begin RECORDS PROVIDED

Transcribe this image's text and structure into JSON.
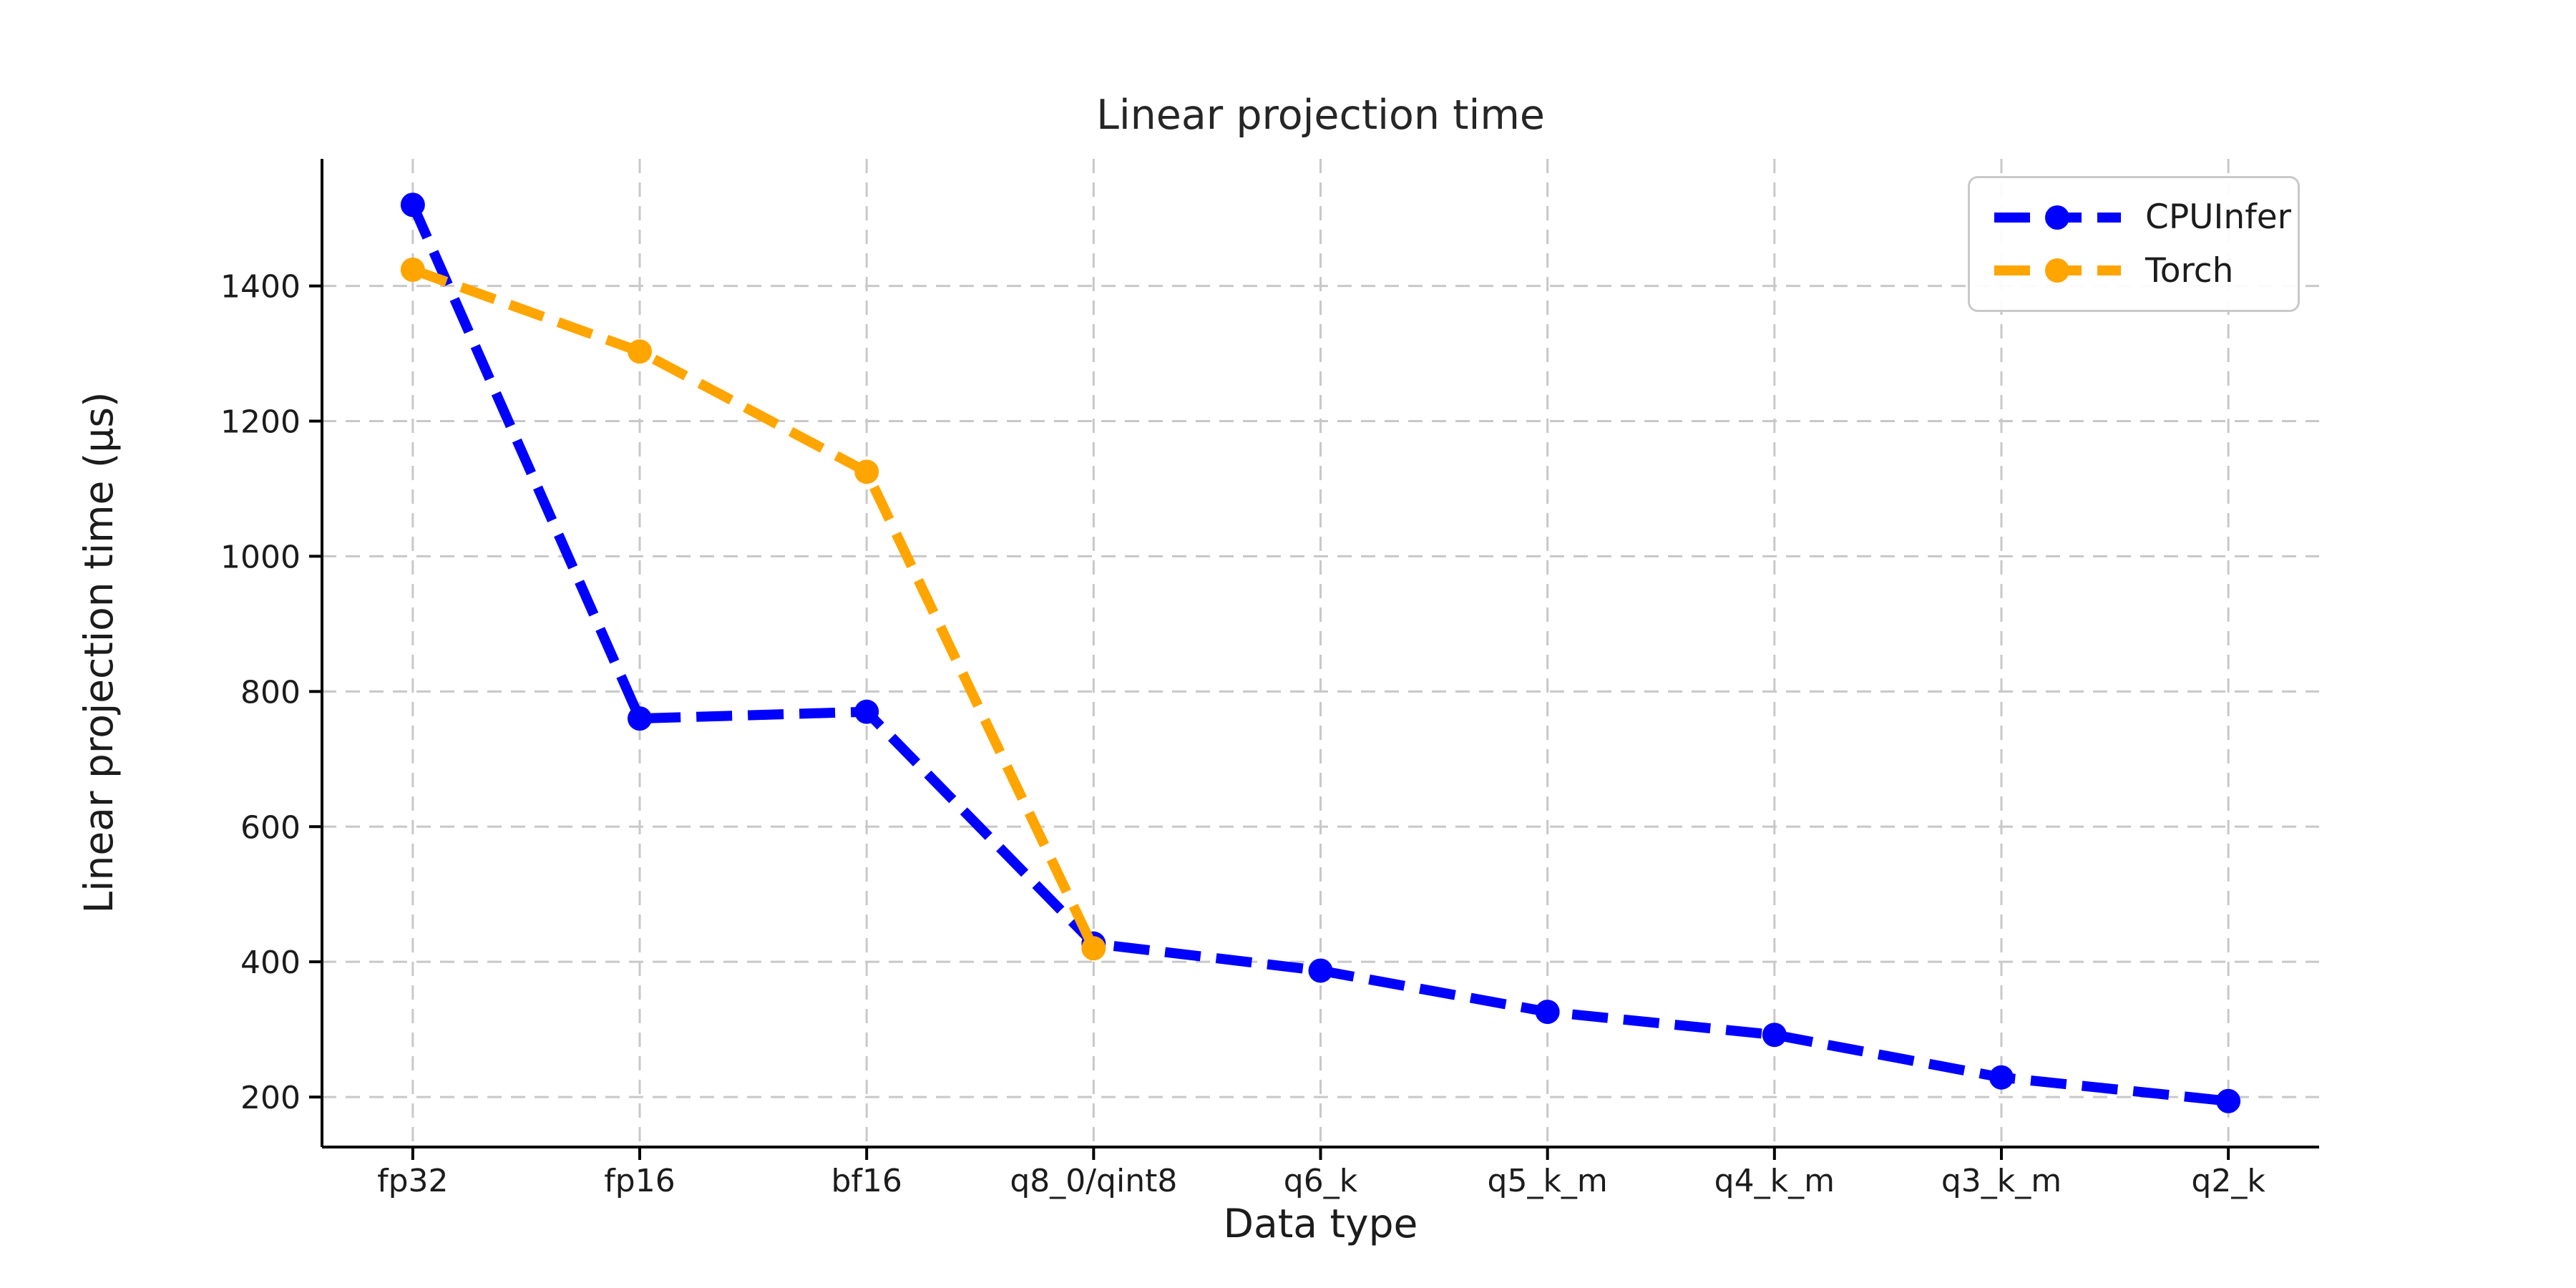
{
  "chart_data": {
    "type": "line",
    "title": "Linear projection time",
    "xlabel": "Data type",
    "ylabel": "Linear projection time (μs)",
    "categories": [
      "fp32",
      "fp16",
      "bf16",
      "q8_0/qint8",
      "q6_k",
      "q5_k_m",
      "q4_k_m",
      "q3_k_m",
      "q2_k"
    ],
    "series": [
      {
        "name": "CPUInfer",
        "color": "#0000ff",
        "linestyle": "dashed",
        "marker": "circle",
        "values": [
          1520,
          760,
          770,
          427,
          387,
          326,
          292,
          229,
          194
        ]
      },
      {
        "name": "Torch",
        "color": "#ffa500",
        "linestyle": "dashed",
        "marker": "circle",
        "values": [
          1424,
          1303,
          1125,
          420,
          null,
          null,
          null,
          null,
          null
        ]
      }
    ],
    "yticks": [
      200,
      400,
      600,
      800,
      1000,
      1200,
      1400
    ],
    "ylim": [
      126,
      1588
    ],
    "grid": true,
    "grid_color": "#c8c8c8",
    "spine_color": "#000000",
    "text_color": "#1c1c1c",
    "legend_position": "upper right"
  }
}
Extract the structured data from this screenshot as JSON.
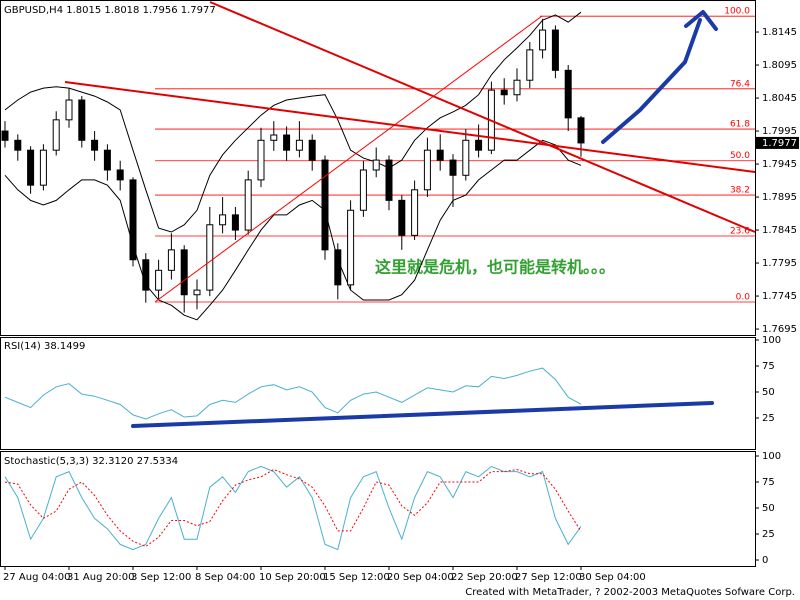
{
  "chart_data": [
    {
      "type": "candlestick",
      "title": "GBPUSD,H4 1.8015 1.8018 1.7956 1.7977",
      "categories": [
        "27 Aug 04:00",
        null,
        null,
        null,
        null,
        "31 Aug 20:00",
        null,
        null,
        null,
        null,
        "3 Sep 12:00",
        null,
        null,
        null,
        null,
        "8 Sep 04:00",
        null,
        null,
        null,
        null,
        "10 Sep 20:00",
        null,
        null,
        null,
        null,
        "15 Sep 12:00",
        null,
        null,
        null,
        null,
        "20 Sep 04:00",
        null,
        null,
        null,
        null,
        "22 Sep 20:00",
        null,
        null,
        null,
        null,
        "27 Sep 12:00",
        null,
        null,
        null,
        null,
        "30 Sep 04:00"
      ],
      "open": [
        1.7995,
        1.7981,
        1.7966,
        1.7913,
        1.7966,
        1.8012,
        1.8042,
        1.7981,
        1.7966,
        1.7936,
        1.7921,
        1.78,
        1.7754,
        1.7784,
        1.7815,
        1.7747,
        1.7754,
        1.7853,
        1.7868,
        1.7845,
        1.7921,
        1.7981,
        1.7989,
        1.7966,
        1.7981,
        1.7951,
        1.7815,
        1.7762,
        1.7875,
        1.7936,
        1.7951,
        1.789,
        1.7837,
        1.7906,
        1.7966,
        1.7951,
        1.7928,
        1.7981,
        1.7966,
        1.8057,
        1.805,
        1.8072,
        1.8118,
        1.8148,
        1.8087,
        1.8015
      ],
      "high": [
        1.801,
        1.799,
        1.7972,
        1.7975,
        1.8025,
        1.806,
        1.8048,
        1.7995,
        1.7975,
        1.795,
        1.7925,
        1.781,
        1.78,
        1.784,
        1.7822,
        1.777,
        1.788,
        1.7895,
        1.788,
        1.7935,
        1.8,
        1.801,
        1.8002,
        1.801,
        1.799,
        1.7958,
        1.7825,
        1.789,
        1.795,
        1.797,
        1.7958,
        1.7898,
        1.792,
        1.7985,
        1.799,
        1.796,
        1.7998,
        1.8005,
        1.807,
        1.8075,
        1.809,
        1.813,
        1.8165,
        1.8155,
        1.8095,
        1.8018
      ],
      "low": [
        1.797,
        1.795,
        1.79,
        1.7905,
        1.7958,
        1.8,
        1.797,
        1.795,
        1.792,
        1.7905,
        1.779,
        1.7735,
        1.774,
        1.777,
        1.772,
        1.7725,
        1.7745,
        1.784,
        1.783,
        1.7838,
        1.791,
        1.7965,
        1.795,
        1.7955,
        1.7935,
        1.78,
        1.774,
        1.7755,
        1.7865,
        1.7925,
        1.7875,
        1.7815,
        1.783,
        1.7895,
        1.7935,
        1.788,
        1.792,
        1.7955,
        1.796,
        1.8035,
        1.804,
        1.806,
        1.8105,
        1.8075,
        1.7995,
        1.7956
      ],
      "close": [
        1.7981,
        1.7966,
        1.7913,
        1.7966,
        1.8012,
        1.8042,
        1.7981,
        1.7966,
        1.7936,
        1.7921,
        1.78,
        1.7754,
        1.7784,
        1.7815,
        1.7747,
        1.7754,
        1.7853,
        1.7868,
        1.7845,
        1.7921,
        1.7981,
        1.7989,
        1.7966,
        1.7981,
        1.7951,
        1.7815,
        1.7762,
        1.7875,
        1.7936,
        1.7951,
        1.789,
        1.7837,
        1.7906,
        1.7966,
        1.7951,
        1.7928,
        1.7981,
        1.7966,
        1.8057,
        1.805,
        1.8072,
        1.8118,
        1.8148,
        1.8087,
        1.8015,
        1.7977
      ],
      "upper_band": [
        1.8027,
        1.8042,
        1.8054,
        1.806,
        1.8062,
        1.806,
        1.8054,
        1.8048,
        1.8039,
        1.8027,
        1.7966,
        1.7906,
        1.7848,
        1.7842,
        1.7853,
        1.7875,
        1.7928,
        1.7959,
        1.7981,
        1.8,
        1.8019,
        1.8034,
        1.8042,
        1.8045,
        1.8048,
        1.805,
        1.8012,
        1.7966,
        1.7954,
        1.7948,
        1.7939,
        1.7951,
        1.7981,
        1.8,
        1.8015,
        1.8024,
        1.8034,
        1.805,
        1.808,
        1.8103,
        1.8121,
        1.814,
        1.8163,
        1.8171,
        1.816,
        1.8175
      ],
      "lower_band": [
        1.7928,
        1.7906,
        1.789,
        1.7883,
        1.789,
        1.7906,
        1.7921,
        1.7921,
        1.7913,
        1.789,
        1.7822,
        1.7762,
        1.7739,
        1.7731,
        1.7716,
        1.7709,
        1.7731,
        1.7754,
        1.7784,
        1.7815,
        1.7845,
        1.7868,
        1.7868,
        1.7883,
        1.789,
        1.7875,
        1.78,
        1.7754,
        1.7739,
        1.7739,
        1.7739,
        1.7747,
        1.7769,
        1.7815,
        1.786,
        1.789,
        1.7898,
        1.7921,
        1.7936,
        1.7951,
        1.7951,
        1.7966,
        1.7981,
        1.7974,
        1.7951,
        1.7943
      ],
      "band_color": "#000000",
      "up_color": "#ffffff",
      "down_color": "#000000",
      "fib_levels": [
        {
          "label": "100.0",
          "price": 1.8169
        },
        {
          "label": "76.4",
          "price": 1.8059
        },
        {
          "label": "61.8",
          "price": 1.7998
        },
        {
          "label": "50.0",
          "price": 1.795
        },
        {
          "label": "38.2",
          "price": 1.7898
        },
        {
          "label": "23.6",
          "price": 1.7836
        },
        {
          "label": "0.0",
          "price": 1.7736
        }
      ],
      "fib_color": "#ff0000",
      "annotation": "这里就是危机，也可能是转机。。。",
      "ylim": [
        1.7686,
        1.8189
      ],
      "yticks": [
        1.8145,
        1.8095,
        1.8045,
        1.7995,
        1.7945,
        1.7895,
        1.7845,
        1.7795,
        1.7745,
        1.7695
      ]
    },
    {
      "type": "line",
      "title": "RSI(14) 38.1499",
      "series": [
        {
          "color": "#4ab0d0",
          "values": [
            45,
            40,
            35,
            47,
            55,
            58,
            48,
            46,
            42,
            38,
            28,
            24,
            29,
            33,
            26,
            27,
            38,
            42,
            40,
            48,
            55,
            57,
            52,
            55,
            50,
            35,
            30,
            42,
            48,
            50,
            45,
            40,
            47,
            54,
            52,
            50,
            56,
            55,
            65,
            63,
            66,
            70,
            73,
            62,
            45,
            38.1499
          ]
        }
      ],
      "ylim": [
        0,
        100
      ],
      "yticks": [
        100,
        75,
        50,
        25
      ]
    },
    {
      "type": "line",
      "title": "Stochastic(5,3,3) 32.3120 27.5334",
      "series": [
        {
          "color": "#4ab0d0",
          "values": [
            80,
            60,
            20,
            40,
            80,
            85,
            60,
            40,
            30,
            15,
            10,
            15,
            40,
            60,
            20,
            20,
            70,
            80,
            65,
            85,
            90,
            85,
            70,
            80,
            60,
            15,
            10,
            60,
            80,
            85,
            50,
            20,
            60,
            85,
            80,
            60,
            85,
            80,
            90,
            85,
            85,
            80,
            85,
            40,
            15,
            32.312
          ]
        },
        {
          "color": "#ff0000",
          "style": "dotted",
          "values": [
            75,
            73,
            53,
            40,
            47,
            68,
            75,
            62,
            43,
            28,
            18,
            13,
            22,
            38,
            38,
            33,
            37,
            57,
            72,
            77,
            80,
            87,
            82,
            78,
            70,
            52,
            28,
            28,
            50,
            75,
            72,
            52,
            43,
            55,
            75,
            75,
            75,
            75,
            85,
            85,
            87,
            83,
            83,
            68,
            47,
            27.5334
          ]
        }
      ],
      "ylim": [
        0,
        100
      ],
      "yticks": [
        100,
        75,
        50,
        25,
        0
      ]
    }
  ],
  "footer": "Created with MetaTrader, ? 2002-2003 MetaQuotes Sofware Corp."
}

end RECORDS PROVIDED

YOUR OBJECTIVE>
Find the word "projection" in the records and pull out each line that has it.

TASK SOLUTION>
    "title": "Linear projection time",
    "ylabel": "Linear projection time (μs)",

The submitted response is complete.